- [GIVEN PASSAGE]:
Immigrant worker in milking parlor at Ripp's Dairy Valley in Dane, foreground


WisContext

On a recent cool, summer evening in the rolling hills just outside Madison, the capital of America’s Dairyland, the lofty pole barn of Ripp’s Dairy Valley farm briefly transformed into a town hall meeting.

As twilight descended, a crowd of more than 60 farmers, public officials, dairy workers and rural residents grabbed bowls of ice cream and took their seats for the event, sponsored by the Professional Dairy Producers of Wisconsin, to learn about farming and discuss the direction of the state’s signature industry.

Chuck, Troy and Gary Ripp, owners of the farm, a large operation with about 850 milk cows, faced the crowd and fielded questions. The main topic of the night, elevated to the forefront by the election of President Donald Trump: immigration.

- [ENTRIES PROVIDED]:
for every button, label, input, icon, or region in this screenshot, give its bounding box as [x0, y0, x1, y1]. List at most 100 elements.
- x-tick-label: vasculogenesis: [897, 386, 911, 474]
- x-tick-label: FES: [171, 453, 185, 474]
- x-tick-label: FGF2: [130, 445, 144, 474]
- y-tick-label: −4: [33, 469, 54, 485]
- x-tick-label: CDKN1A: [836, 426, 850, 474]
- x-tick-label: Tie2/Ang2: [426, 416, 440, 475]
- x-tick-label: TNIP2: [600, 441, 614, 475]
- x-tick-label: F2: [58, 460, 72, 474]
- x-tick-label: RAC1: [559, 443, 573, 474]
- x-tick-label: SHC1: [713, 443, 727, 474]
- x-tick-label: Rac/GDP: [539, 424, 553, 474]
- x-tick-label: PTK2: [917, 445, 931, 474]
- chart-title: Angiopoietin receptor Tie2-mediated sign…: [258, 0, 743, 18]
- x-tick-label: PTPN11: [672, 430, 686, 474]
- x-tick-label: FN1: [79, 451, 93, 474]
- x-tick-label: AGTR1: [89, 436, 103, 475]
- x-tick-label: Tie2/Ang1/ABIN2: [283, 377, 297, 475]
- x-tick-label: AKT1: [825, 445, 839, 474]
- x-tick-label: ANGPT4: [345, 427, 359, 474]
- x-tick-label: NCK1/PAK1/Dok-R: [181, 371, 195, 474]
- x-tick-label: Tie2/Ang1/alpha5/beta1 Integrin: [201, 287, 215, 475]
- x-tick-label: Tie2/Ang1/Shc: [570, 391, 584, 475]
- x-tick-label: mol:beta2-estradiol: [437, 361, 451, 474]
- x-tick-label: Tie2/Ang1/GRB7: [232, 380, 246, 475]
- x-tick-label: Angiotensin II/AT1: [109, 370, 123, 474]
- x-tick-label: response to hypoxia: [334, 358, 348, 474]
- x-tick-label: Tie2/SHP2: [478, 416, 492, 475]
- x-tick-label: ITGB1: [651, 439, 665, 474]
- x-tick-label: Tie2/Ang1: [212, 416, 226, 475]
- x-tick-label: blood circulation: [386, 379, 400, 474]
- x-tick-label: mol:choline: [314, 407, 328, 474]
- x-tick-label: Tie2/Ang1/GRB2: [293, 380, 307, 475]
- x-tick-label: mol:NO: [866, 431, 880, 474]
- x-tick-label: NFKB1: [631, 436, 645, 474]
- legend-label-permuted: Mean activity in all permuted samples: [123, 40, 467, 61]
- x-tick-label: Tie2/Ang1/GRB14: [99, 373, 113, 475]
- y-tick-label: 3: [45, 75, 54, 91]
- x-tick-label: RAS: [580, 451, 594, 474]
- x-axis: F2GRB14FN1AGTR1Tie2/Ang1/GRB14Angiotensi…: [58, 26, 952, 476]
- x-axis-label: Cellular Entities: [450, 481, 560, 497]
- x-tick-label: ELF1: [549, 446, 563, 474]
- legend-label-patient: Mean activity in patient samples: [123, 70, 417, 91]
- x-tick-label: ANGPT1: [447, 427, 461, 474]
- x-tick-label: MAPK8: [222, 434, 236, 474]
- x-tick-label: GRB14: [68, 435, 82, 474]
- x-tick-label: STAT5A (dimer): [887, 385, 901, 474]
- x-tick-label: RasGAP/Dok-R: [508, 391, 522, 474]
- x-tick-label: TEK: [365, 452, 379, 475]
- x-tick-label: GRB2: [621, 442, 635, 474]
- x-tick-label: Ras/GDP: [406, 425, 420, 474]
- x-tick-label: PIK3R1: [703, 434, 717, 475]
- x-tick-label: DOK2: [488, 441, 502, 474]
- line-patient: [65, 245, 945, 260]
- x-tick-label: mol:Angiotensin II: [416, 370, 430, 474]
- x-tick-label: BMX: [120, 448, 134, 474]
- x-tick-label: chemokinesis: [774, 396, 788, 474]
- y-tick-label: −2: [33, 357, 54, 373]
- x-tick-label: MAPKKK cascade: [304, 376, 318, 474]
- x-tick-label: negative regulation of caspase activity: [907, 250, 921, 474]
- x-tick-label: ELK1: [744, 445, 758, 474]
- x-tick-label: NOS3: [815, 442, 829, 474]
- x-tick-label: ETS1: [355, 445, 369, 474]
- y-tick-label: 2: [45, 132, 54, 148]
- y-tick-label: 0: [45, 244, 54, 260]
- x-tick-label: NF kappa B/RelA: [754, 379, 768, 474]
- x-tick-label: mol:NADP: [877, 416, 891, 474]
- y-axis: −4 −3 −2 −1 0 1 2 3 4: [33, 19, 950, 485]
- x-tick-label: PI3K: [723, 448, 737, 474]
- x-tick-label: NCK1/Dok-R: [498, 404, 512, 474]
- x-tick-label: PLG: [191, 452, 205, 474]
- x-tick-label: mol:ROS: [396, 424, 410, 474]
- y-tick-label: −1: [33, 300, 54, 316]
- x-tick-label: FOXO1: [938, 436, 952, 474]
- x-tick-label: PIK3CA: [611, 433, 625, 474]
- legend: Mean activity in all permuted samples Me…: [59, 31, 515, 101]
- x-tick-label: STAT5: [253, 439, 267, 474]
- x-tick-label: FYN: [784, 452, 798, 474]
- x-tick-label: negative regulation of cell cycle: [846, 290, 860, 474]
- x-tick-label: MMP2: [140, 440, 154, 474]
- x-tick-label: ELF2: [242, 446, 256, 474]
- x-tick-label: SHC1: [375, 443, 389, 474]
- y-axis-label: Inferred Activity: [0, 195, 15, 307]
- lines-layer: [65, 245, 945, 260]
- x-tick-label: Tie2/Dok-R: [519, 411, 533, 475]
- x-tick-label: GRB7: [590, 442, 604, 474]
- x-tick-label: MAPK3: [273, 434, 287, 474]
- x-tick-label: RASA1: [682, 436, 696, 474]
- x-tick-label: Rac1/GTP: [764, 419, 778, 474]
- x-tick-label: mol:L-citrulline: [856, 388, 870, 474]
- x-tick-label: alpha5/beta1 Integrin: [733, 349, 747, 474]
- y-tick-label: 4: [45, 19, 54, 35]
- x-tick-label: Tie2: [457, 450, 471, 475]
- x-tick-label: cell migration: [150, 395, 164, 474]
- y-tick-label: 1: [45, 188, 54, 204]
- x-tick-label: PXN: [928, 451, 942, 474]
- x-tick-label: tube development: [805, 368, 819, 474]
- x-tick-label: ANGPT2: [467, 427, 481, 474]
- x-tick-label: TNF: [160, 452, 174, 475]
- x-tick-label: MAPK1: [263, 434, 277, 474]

- [PARTS OF THE EXERCISE]:
1/ Write out the dairy farm passage word for word, starting with "Immigrant worker in" and going on through "state’s signature industry.".
2/ Summarize the dairy farm passage in two sentences.
You won't need the rows for this.

- [LIST OF SOLUTIONS]:
1/
Immigrant worker in milking parlor at Ripp's Dairy Valley in Dane, foreground


WisContext

On a recent cool, summer evening in the rolling hills just outside Madison, the capital of America’s Dairyland, the lofty pole barn of Ripp’s Dairy Valley farm briefly transformed into a town hall meeting.

As twilight descended, a crowd of more than 60 farmers, public officials, dairy workers and rural residents grabbed bowls of ice cream and took their seats for the event, sponsored by the Professional Dairy Producers of Wisconsin, to learn about farming and discuss the direction of the state’s signature industry.

2/ On a cool summer evening outside Madison, more than 60 farmers, public officials, dairy workers and rural residents gathered in the pole barn of Ripp's Dairy Valley for a town hall meeting sponsored by the Professional Dairy Producers of Wisconsin. Chuck, Troy and Gary Ripp, who own the roughly 850-cow farm, took questions, and the main topic was immigration, brought to the forefront by the election of President Donald Trump.